Stored rows:
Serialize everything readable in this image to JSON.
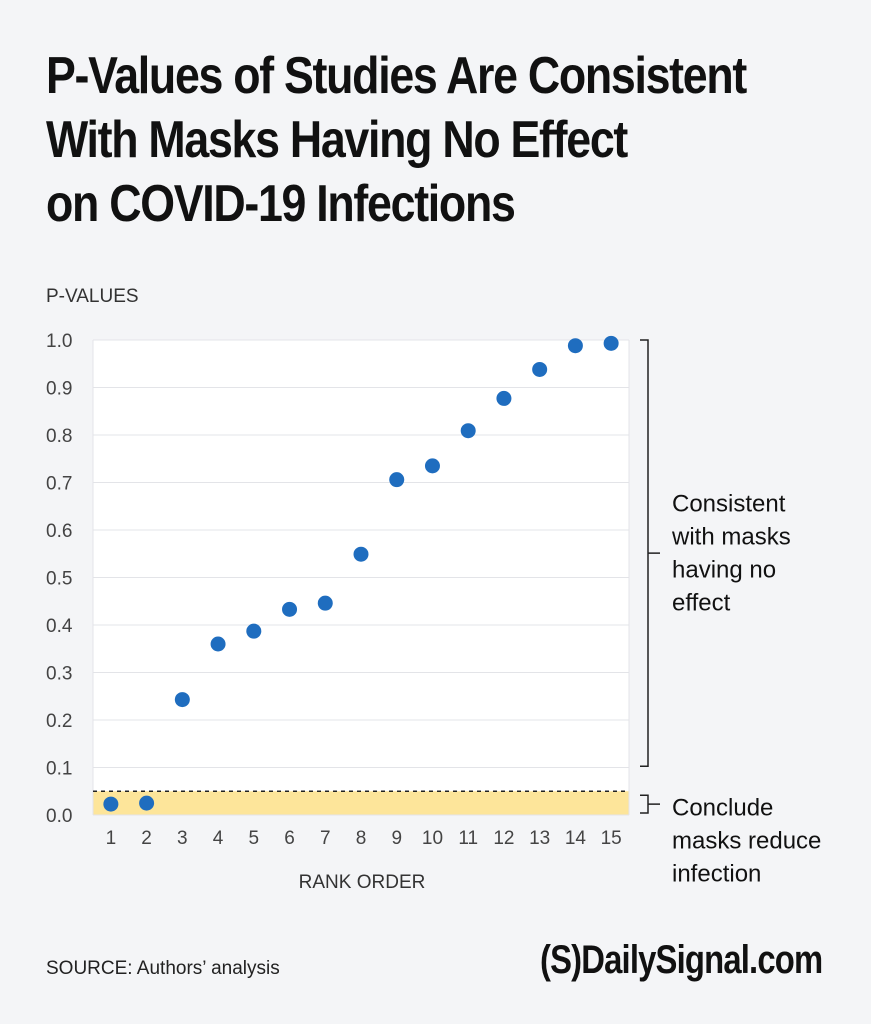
{
  "title_lines": [
    "P-Values of Studies Are Consistent",
    "With Masks Having No Effect",
    "on COVID-19 Infections"
  ],
  "source": "SOURCE: Authors’ analysis",
  "brand": "(S)DailySignal.com",
  "chart_data": {
    "type": "scatter",
    "ylabel": "P-VALUES",
    "xlabel": "RANK ORDER",
    "x": [
      1,
      2,
      3,
      4,
      5,
      6,
      7,
      8,
      9,
      10,
      11,
      12,
      13,
      14,
      15
    ],
    "y": [
      0.023,
      0.025,
      0.243,
      0.36,
      0.387,
      0.433,
      0.446,
      0.549,
      0.706,
      0.735,
      0.809,
      0.877,
      0.938,
      0.988,
      0.993
    ],
    "x_ticks": [
      "1",
      "2",
      "3",
      "4",
      "5",
      "6",
      "7",
      "8",
      "9",
      "10",
      "11",
      "12",
      "13",
      "14",
      "15"
    ],
    "y_ticks": [
      "0.0",
      "0.1",
      "0.2",
      "0.3",
      "0.4",
      "0.5",
      "0.6",
      "0.7",
      "0.8",
      "0.9",
      "1.0"
    ],
    "ylim": [
      0,
      1.0
    ],
    "xlim": [
      0.5,
      15.5
    ],
    "grid": true,
    "point_color": "#1f6dbf",
    "threshold": 0.05,
    "threshold_band_color": "#fde59a",
    "annotations": [
      {
        "lines": [
          "Consistent",
          "with masks",
          "having no",
          "effect"
        ],
        "range": [
          0.05,
          1.0
        ]
      },
      {
        "lines": [
          "Conclude",
          "masks reduce",
          "infection"
        ],
        "range": [
          0,
          0.05
        ]
      }
    ]
  }
}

Exercise instructions:
Return each line exactly as written. Any picture gets left out.

Full output:
Serialize everything readable in this image to JSON.
{
  "title_lines": [
    "P-Values of Studies Are Consistent",
    "With Masks Having No Effect",
    "on COVID-19 Infections"
  ],
  "source": "SOURCE: Authors’ analysis",
  "brand": "(S)DailySignal.com",
  "chart_data": {
    "type": "scatter",
    "ylabel": "P-VALUES",
    "xlabel": "RANK ORDER",
    "x": [
      1,
      2,
      3,
      4,
      5,
      6,
      7,
      8,
      9,
      10,
      11,
      12,
      13,
      14,
      15
    ],
    "y": [
      0.023,
      0.025,
      0.243,
      0.36,
      0.387,
      0.433,
      0.446,
      0.549,
      0.706,
      0.735,
      0.809,
      0.877,
      0.938,
      0.988,
      0.993
    ],
    "x_ticks": [
      "1",
      "2",
      "3",
      "4",
      "5",
      "6",
      "7",
      "8",
      "9",
      "10",
      "11",
      "12",
      "13",
      "14",
      "15"
    ],
    "y_ticks": [
      "0.0",
      "0.1",
      "0.2",
      "0.3",
      "0.4",
      "0.5",
      "0.6",
      "0.7",
      "0.8",
      "0.9",
      "1.0"
    ],
    "ylim": [
      0,
      1.0
    ],
    "xlim": [
      0.5,
      15.5
    ],
    "grid": true,
    "point_color": "#1f6dbf",
    "threshold": 0.05,
    "threshold_band_color": "#fde59a",
    "annotations": [
      {
        "lines": [
          "Consistent",
          "with masks",
          "having no",
          "effect"
        ],
        "range": [
          0.05,
          1.0
        ]
      },
      {
        "lines": [
          "Conclude",
          "masks reduce",
          "infection"
        ],
        "range": [
          0,
          0.05
        ]
      }
    ]
  }
}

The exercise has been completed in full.